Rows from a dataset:
>>

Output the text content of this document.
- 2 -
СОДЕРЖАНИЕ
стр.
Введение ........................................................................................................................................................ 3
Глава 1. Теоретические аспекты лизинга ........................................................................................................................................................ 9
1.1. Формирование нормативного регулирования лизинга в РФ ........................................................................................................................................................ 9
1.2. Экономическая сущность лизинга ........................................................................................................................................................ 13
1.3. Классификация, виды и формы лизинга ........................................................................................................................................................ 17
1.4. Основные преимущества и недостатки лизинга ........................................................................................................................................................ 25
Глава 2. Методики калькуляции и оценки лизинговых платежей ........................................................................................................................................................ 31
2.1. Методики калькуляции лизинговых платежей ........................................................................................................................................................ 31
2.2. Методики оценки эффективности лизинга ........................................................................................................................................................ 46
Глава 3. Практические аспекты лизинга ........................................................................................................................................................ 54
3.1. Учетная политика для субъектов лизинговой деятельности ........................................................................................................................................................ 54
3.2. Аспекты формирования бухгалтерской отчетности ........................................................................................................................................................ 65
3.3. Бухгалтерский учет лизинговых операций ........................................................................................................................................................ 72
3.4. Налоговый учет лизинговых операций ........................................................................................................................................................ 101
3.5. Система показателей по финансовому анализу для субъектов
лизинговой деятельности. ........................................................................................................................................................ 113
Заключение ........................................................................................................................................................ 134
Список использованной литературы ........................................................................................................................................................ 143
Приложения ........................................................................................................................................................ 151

<<

• **PROBLEM DETAILS**:
Reproduce each entry exactly, leaving out nothing.

• **FINAL RESULT**:
Output the text content of this document.
- 2 -
СОДЕРЖАНИЕ
стр.
Введение ........................................................................................................................................................ 3
Глава 1. Теоретические аспекты лизинга ........................................................................................................................................................ 9
1.1. Формирование нормативного регулирования лизинга в РФ ........................................................................................................................................................ 9
1.2. Экономическая сущность лизинга ........................................................................................................................................................ 13
1.3. Классификация, виды и формы лизинга ........................................................................................................................................................ 17
1.4. Основные преимущества и недостатки лизинга ........................................................................................................................................................ 25
Глава 2. Методики калькуляции и оценки лизинговых платежей ........................................................................................................................................................ 31
2.1. Методики калькуляции лизинговых платежей ........................................................................................................................................................ 31
2.2. Методики оценки эффективности лизинга ........................................................................................................................................................ 46
Глава 3. Практические аспекты лизинга ........................................................................................................................................................ 54
3.1. Учетная политика для субъектов лизинговой деятельности ........................................................................................................................................................ 54
3.2. Аспекты формирования бухгалтерской отчетности ........................................................................................................................................................ 65
3.3. Бухгалтерский учет лизинговых операций ........................................................................................................................................................ 72
3.4. Налоговый учет лизинговых операций ........................................................................................................................................................ 101
3.5. Система показателей по финансовому анализу для субъектов
лизинговой деятельности. ........................................................................................................................................................ 113
Заключение ........................................................................................................................................................ 134
Список использованной литературы ........................................................................................................................................................ 143
Приложения ........................................................................................................................................................ 151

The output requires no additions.